[Data entries]

———

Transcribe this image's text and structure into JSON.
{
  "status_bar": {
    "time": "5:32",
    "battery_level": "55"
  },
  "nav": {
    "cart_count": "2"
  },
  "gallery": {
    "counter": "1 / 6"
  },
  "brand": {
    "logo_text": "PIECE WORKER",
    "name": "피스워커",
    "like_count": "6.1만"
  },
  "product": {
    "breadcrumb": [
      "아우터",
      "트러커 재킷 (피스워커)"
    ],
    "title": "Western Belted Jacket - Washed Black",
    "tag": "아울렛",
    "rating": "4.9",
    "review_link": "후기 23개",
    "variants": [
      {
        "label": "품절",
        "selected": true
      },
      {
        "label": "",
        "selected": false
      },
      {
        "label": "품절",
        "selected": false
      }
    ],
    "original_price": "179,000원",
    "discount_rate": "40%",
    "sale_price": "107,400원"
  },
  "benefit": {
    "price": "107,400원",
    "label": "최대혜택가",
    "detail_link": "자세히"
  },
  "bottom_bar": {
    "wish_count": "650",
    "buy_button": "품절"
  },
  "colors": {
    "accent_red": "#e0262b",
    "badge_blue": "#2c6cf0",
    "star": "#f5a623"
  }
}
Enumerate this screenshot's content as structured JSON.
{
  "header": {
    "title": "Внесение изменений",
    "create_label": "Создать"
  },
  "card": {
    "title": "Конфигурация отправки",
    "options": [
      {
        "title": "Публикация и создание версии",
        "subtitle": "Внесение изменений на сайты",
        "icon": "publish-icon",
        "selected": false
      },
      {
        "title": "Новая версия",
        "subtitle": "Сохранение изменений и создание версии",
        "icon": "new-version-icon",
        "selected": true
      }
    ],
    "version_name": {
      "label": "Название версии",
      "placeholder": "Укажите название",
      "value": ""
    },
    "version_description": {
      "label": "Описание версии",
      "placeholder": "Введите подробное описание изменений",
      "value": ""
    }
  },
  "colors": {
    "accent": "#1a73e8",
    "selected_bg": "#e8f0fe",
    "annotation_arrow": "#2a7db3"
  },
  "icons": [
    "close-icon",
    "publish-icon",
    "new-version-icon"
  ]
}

———

**WHAT TO WORK ON**
Reproduce each entry from the records above, character for character.

**TASK ANSWER**
Transcribe this image's text and structure into JSON.
{
  "status_bar": {
    "time": "5:32",
    "battery_level": "55"
  },
  "nav": {
    "cart_count": "2"
  },
  "gallery": {
    "counter": "1 / 6"
  },
  "brand": {
    "logo_text": "PIECE WORKER",
    "name": "피스워커",
    "like_count": "6.1만"
  },
  "product": {
    "breadcrumb": [
      "아우터",
      "트러커 재킷 (피스워커)"
    ],
    "title": "Western Belted Jacket - Washed Black",
    "tag": "아울렛",
    "rating": "4.9",
    "review_link": "후기 23개",
    "variants": [
      {
        "label": "품절",
        "selected": true
      },
      {
        "label": "",
        "selected": false
      },
      {
        "label": "품절",
        "selected": false
      }
    ],
    "original_price": "179,000원",
    "discount_rate": "40%",
    "sale_price": "107,400원"
  },
  "benefit": {
    "price": "107,400원",
    "label": "최대혜택가",
    "detail_link": "자세히"
  },
  "bottom_bar": {
    "wish_count": "650",
    "buy_button": "품절"
  },
  "colors": {
    "accent_red": "#e0262b",
    "badge_blue": "#2c6cf0",
    "star": "#f5a623"
  }
}
Enumerate this screenshot's content as structured JSON.
{
  "header": {
    "title": "Внесение изменений",
    "create_label": "Создать"
  },
  "card": {
    "title": "Конфигурация отправки",
    "options": [
      {
        "title": "Публикация и создание версии",
        "subtitle": "Внесение изменений на сайты",
        "icon": "publish-icon",
        "selected": false
      },
      {
        "title": "Новая версия",
        "subtitle": "Сохранение изменений и создание версии",
        "icon": "new-version-icon",
        "selected": true
      }
    ],
    "version_name": {
      "label": "Название версии",
      "placeholder": "Укажите название",
      "value": ""
    },
    "version_description": {
      "label": "Описание версии",
      "placeholder": "Введите подробное описание изменений",
      "value": ""
    }
  },
  "colors": {
    "accent": "#1a73e8",
    "selected_bg": "#e8f0fe",
    "annotation_arrow": "#2a7db3"
  },
  "icons": [
    "close-icon",
    "publish-icon",
    "new-version-icon"
  ]
}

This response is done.